[START OF Dataset entries]

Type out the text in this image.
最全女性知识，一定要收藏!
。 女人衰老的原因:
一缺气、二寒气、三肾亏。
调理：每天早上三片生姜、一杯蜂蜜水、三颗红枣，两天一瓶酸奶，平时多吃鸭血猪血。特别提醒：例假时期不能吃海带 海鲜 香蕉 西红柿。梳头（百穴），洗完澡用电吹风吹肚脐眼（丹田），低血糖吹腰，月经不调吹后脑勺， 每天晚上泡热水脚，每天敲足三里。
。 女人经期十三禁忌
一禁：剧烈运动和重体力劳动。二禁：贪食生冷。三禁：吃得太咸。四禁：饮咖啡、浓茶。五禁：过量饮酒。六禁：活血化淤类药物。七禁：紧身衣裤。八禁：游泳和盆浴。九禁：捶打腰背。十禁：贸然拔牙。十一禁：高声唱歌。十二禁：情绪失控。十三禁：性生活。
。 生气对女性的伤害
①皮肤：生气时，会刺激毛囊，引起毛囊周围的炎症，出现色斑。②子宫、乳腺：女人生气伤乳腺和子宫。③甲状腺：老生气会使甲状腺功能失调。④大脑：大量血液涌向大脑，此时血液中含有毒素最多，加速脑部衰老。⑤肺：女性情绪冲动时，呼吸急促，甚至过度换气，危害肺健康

[END OF Dataset entries]

- **Set problem**: Exactly as written above, please repeat the entries.

- **Problem solution**:
Type out the text in this image.
最全女性知识，一定要收藏!
。 女人衰老的原因:
一缺气、二寒气、三肾亏。
调理：每天早上三片生姜、一杯蜂蜜水、三颗红枣，两天一瓶酸奶，平时多吃鸭血猪血。特别提醒：例假时期不能吃海带 海鲜 香蕉 西红柿。梳头（百穴），洗完澡用电吹风吹肚脐眼（丹田），低血糖吹腰，月经不调吹后脑勺， 每天晚上泡热水脚，每天敲足三里。
。 女人经期十三禁忌
一禁：剧烈运动和重体力劳动。二禁：贪食生冷。三禁：吃得太咸。四禁：饮咖啡、浓茶。五禁：过量饮酒。六禁：活血化淤类药物。七禁：紧身衣裤。八禁：游泳和盆浴。九禁：捶打腰背。十禁：贸然拔牙。十一禁：高声唱歌。十二禁：情绪失控。十三禁：性生活。
。 生气对女性的伤害
①皮肤：生气时，会刺激毛囊，引起毛囊周围的炎症，出现色斑。②子宫、乳腺：女人生气伤乳腺和子宫。③甲状腺：老生气会使甲状腺功能失调。④大脑：大量血液涌向大脑，此时血液中含有毒素最多，加速脑部衰老。⑤肺：女性情绪冲动时，呼吸急促，甚至过度换气，危害肺健康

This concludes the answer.